» GIVEN PASSAGE:
= Beginning of Section =
When you first begin drinking coffee, more often than not the first taste impression to most our palette is bitter. We may occasionally taste acidity, but the floral and fruity flavors that coffee connoisseurs like to describe are confusing.
For people who know very little about coffee, they will think that the flavor notes describing the coffee are added flavor substances in drink. In fact, that is not the case. The magic of coffee is that it has thousands of different flavor profiles! So far, we’ve known more than 800 kinds of distinct tastes in coffee, and there are many more to be discovered.
So where do all the varying flavors of coffee come from?
Coffee is a crop similar the fruit and vegetable we eat everyday. Vegetables and fruits in one area have the same attributes, but there are some differences in taste, shape and variety when the environment is different. Once coffee is planted in the ground, it’s origin is the first factor to affect the flavor.
= End of Section =
» ACTIONS TO TAKE:
1. Repeat the coffee passage word for word between "When you first" and "coffee come from?", inclusive.
2. According to the coffee passage, how many distinct tastes in coffee are known so far?
3. Extend the coffee passage with the next part, starting after its final sentence.
The listing comes from a separate source unrelated to the coffee passage.

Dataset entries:
= Beginning of Section =
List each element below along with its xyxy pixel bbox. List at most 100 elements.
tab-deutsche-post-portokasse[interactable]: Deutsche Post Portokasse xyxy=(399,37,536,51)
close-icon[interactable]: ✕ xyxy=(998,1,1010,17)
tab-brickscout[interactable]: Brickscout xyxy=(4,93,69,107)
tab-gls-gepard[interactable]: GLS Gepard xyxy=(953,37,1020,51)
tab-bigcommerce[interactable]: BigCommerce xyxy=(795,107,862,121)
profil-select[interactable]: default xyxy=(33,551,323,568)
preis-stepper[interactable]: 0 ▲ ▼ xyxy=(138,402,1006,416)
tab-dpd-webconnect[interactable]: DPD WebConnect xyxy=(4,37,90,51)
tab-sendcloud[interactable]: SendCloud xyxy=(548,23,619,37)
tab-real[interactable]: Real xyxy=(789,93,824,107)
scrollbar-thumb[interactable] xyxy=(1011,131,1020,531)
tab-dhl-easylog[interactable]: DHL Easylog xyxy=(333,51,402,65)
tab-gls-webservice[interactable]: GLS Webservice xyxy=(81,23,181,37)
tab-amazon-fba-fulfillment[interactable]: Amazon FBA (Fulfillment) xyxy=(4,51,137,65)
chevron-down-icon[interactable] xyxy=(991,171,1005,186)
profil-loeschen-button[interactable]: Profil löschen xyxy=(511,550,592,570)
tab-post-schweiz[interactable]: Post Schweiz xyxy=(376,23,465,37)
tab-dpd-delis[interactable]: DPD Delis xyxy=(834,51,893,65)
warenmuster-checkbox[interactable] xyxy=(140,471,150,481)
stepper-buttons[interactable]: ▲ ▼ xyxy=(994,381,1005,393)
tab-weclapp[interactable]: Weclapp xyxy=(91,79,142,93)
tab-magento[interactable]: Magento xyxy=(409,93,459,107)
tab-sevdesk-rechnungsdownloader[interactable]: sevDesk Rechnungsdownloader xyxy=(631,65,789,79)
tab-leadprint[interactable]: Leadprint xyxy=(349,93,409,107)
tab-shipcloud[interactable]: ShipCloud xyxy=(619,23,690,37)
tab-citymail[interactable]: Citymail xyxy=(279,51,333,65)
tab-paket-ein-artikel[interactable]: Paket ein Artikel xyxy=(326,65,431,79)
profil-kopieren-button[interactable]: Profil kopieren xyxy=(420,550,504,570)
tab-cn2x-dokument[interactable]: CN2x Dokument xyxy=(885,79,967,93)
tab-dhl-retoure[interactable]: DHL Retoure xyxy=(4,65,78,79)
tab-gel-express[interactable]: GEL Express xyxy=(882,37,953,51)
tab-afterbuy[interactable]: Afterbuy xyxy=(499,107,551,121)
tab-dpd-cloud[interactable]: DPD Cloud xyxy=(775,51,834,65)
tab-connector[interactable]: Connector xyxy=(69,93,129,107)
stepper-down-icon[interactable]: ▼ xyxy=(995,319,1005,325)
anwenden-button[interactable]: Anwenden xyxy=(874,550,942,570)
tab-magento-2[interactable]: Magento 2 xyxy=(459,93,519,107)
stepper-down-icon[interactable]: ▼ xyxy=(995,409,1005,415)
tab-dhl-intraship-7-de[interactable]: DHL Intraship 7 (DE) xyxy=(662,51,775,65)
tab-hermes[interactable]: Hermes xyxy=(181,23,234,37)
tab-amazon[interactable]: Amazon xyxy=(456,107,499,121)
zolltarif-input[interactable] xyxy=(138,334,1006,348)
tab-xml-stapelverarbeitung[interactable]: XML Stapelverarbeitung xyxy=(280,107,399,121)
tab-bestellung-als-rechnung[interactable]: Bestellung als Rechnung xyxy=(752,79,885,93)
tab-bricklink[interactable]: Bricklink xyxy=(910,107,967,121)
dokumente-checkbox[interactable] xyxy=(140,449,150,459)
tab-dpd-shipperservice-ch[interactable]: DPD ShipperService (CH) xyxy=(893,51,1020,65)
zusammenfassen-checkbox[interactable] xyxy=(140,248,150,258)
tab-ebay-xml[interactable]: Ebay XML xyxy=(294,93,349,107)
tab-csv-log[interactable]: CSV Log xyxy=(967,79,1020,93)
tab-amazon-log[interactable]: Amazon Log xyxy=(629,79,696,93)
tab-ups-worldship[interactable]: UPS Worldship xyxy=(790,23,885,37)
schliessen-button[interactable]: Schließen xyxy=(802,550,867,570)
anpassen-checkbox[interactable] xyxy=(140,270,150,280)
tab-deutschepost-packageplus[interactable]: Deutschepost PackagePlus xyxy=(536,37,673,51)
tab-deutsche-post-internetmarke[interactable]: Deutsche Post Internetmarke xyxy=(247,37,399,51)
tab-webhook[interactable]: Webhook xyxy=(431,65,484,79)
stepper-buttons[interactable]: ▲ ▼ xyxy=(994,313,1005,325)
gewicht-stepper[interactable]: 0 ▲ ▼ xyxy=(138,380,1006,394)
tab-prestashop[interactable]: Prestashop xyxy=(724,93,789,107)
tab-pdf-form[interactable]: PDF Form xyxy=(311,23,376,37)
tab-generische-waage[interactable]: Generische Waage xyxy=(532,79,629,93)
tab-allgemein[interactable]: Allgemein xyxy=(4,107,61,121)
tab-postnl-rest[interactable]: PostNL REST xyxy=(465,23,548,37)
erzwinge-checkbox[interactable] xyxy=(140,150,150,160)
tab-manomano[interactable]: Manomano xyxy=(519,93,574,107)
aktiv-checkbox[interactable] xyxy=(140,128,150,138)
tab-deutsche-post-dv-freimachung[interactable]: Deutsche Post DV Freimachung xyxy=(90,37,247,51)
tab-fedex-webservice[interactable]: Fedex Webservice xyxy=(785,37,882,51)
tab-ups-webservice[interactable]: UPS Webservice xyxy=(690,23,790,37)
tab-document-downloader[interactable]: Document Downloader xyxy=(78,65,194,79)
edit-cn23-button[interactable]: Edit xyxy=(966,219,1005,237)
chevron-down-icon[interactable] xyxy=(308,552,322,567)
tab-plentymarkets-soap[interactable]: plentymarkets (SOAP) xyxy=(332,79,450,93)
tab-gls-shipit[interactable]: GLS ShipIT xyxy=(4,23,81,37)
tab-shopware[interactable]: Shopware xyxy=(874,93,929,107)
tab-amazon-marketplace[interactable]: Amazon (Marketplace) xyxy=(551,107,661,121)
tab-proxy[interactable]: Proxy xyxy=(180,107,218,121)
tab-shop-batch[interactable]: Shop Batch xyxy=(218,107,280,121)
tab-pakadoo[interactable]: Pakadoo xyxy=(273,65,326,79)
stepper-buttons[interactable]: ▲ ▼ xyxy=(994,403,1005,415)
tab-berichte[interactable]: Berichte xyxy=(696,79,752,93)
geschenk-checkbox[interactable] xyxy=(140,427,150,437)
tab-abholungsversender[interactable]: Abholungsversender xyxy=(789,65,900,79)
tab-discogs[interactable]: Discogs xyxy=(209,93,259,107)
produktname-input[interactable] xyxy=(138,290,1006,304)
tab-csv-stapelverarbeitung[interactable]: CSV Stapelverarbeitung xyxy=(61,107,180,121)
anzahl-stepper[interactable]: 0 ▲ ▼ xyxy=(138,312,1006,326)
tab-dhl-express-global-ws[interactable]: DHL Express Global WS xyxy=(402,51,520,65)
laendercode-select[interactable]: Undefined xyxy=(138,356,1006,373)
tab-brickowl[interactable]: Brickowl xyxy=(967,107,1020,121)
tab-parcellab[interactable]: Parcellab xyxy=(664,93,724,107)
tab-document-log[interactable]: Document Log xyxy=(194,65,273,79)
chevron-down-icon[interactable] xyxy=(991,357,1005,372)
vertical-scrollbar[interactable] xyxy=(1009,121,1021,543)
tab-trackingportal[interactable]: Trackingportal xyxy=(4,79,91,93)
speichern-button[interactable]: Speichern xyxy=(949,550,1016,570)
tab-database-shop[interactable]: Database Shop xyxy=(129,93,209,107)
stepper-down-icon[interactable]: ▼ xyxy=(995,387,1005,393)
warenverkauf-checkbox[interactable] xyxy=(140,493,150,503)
= End of Section =
» EXERCISE RESPONSES:
1.
When you first begin drinking coffee, more often than not the first taste impression to most our palette is bitter. We may occasionally taste acidity, but the floral and fruity flavors that coffee connoisseurs like to describe are confusing.
For people who know very little about coffee, they will think that the flavor notes describing the coffee are added flavor substances in drink. In fact, that is not the case. The magic of coffee is that it has thousands of different flavor profiles! So far, we’ve known more than 800 kinds of distinct tastes in coffee, and there are many more to be discovered.
So where do all the varying flavors of coffee come from?

2. More than 800.

3.
In a map of the world, we can see that most coffee agriculture is distributed between 25 degrees North and South latitude in Africa, Central America, South America, Asia and some island countries. According to the altitude and the climate and soil of each origin, coffee is susceptible to the influence of the environment in the process of coffee growth, which results in different tasting coffee.
On the other hand, the variety of coffee tree also determines the flavor of coffee. For example, in the coffee family tree pictured below, the three thickest branches are Robusta, Arabica and Liberia. These are the three main varieties of coffee at present.
Arabica and Robusta have the largest market share, but the difference is very obvious. It lies in the chemical composition of the two varieties.
We all know that coffee contains caffeine, which is a substance that exhilarates and energizes people. At the same time, caffeine is one of the sources of bitterness. Meanwhile, another substance in coffee is chlorogenic acid which provides acidity and bitter taste. Robusta contains more caffeine and chlorogenic acid than Arabica.
Moreover, Robusta coffee has less sucrose, which brings sweetness, than Arabica. Robusta usually has full body and more bitterness while Arabica has more complexity and higher-quality flavors.
Processing method of coffee is also an important factor on the flavor. The coffee we drink is actually the seeds of coffee fruits called coffee cherries. The parchment, mucilage, and pulp that the seed is surrounded by provide flavor substances for coffee seed.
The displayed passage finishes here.